WRITTEN PROBLEM: Filter the records below down to lines containing "said".

— start of GIVEN DATA —

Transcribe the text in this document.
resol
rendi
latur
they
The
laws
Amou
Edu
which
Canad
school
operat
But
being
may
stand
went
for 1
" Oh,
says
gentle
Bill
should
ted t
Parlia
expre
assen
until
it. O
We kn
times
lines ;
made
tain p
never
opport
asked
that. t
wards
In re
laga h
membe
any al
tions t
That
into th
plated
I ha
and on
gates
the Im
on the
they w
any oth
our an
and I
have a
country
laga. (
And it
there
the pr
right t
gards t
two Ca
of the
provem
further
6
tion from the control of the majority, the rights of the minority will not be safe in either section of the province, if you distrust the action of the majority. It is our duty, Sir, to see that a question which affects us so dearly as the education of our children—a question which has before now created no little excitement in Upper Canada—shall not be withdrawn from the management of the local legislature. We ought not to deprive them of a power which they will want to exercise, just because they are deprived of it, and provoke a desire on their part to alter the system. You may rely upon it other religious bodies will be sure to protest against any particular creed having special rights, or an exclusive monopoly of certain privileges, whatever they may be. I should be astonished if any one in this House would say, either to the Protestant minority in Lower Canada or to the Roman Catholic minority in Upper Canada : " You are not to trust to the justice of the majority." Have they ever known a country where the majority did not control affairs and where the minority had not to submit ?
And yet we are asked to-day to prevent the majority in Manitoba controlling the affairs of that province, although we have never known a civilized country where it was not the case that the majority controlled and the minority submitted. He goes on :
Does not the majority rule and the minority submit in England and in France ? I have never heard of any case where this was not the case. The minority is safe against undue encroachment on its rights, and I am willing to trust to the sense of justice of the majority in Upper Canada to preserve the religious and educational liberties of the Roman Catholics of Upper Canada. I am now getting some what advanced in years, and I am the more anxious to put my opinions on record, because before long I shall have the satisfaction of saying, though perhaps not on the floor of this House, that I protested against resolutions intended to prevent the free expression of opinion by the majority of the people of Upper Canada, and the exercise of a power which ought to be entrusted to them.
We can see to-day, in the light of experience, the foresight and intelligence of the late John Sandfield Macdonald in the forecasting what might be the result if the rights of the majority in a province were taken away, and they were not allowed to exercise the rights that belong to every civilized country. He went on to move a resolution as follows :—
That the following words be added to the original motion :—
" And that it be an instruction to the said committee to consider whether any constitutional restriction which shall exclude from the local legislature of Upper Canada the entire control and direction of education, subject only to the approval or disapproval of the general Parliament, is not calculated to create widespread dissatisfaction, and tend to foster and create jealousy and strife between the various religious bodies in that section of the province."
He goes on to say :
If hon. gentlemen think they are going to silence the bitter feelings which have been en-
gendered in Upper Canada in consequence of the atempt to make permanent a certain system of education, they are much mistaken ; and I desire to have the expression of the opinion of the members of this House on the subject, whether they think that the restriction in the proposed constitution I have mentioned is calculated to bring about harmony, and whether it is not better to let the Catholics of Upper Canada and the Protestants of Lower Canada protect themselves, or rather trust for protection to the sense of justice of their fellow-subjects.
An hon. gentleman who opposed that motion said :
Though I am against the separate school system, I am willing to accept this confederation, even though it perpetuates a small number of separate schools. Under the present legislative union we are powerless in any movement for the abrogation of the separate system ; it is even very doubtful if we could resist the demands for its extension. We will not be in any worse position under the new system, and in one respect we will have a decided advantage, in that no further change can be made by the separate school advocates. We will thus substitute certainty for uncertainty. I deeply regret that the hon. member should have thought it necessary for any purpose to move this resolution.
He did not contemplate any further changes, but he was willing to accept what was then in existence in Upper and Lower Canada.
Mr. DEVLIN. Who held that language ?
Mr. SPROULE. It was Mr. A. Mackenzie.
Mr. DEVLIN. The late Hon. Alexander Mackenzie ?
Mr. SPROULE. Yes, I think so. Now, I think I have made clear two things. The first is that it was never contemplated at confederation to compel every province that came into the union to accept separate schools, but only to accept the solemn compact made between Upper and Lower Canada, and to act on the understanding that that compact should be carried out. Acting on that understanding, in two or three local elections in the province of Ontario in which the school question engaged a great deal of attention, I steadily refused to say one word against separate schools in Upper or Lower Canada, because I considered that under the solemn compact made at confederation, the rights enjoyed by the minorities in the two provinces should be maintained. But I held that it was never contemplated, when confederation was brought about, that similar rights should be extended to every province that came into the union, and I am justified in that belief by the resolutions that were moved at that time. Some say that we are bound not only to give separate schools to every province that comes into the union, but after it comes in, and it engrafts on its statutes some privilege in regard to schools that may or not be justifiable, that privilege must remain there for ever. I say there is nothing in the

— end of GIVEN DATA —

ANSWER TO THE EXERCISE:
" And that it be an instruction to the said committee to consider whether any constitutional restriction which shall exclude from the local legislature of Upper Canada the entire control and direction of education, subject only to the approval or disapproval of the general Parliament, is not calculated to create widespread dissatisfaction, and tend to foster and create jealousy and strife between the various religious bodies in that section of the province."
An hon. gentleman who opposed that motion said :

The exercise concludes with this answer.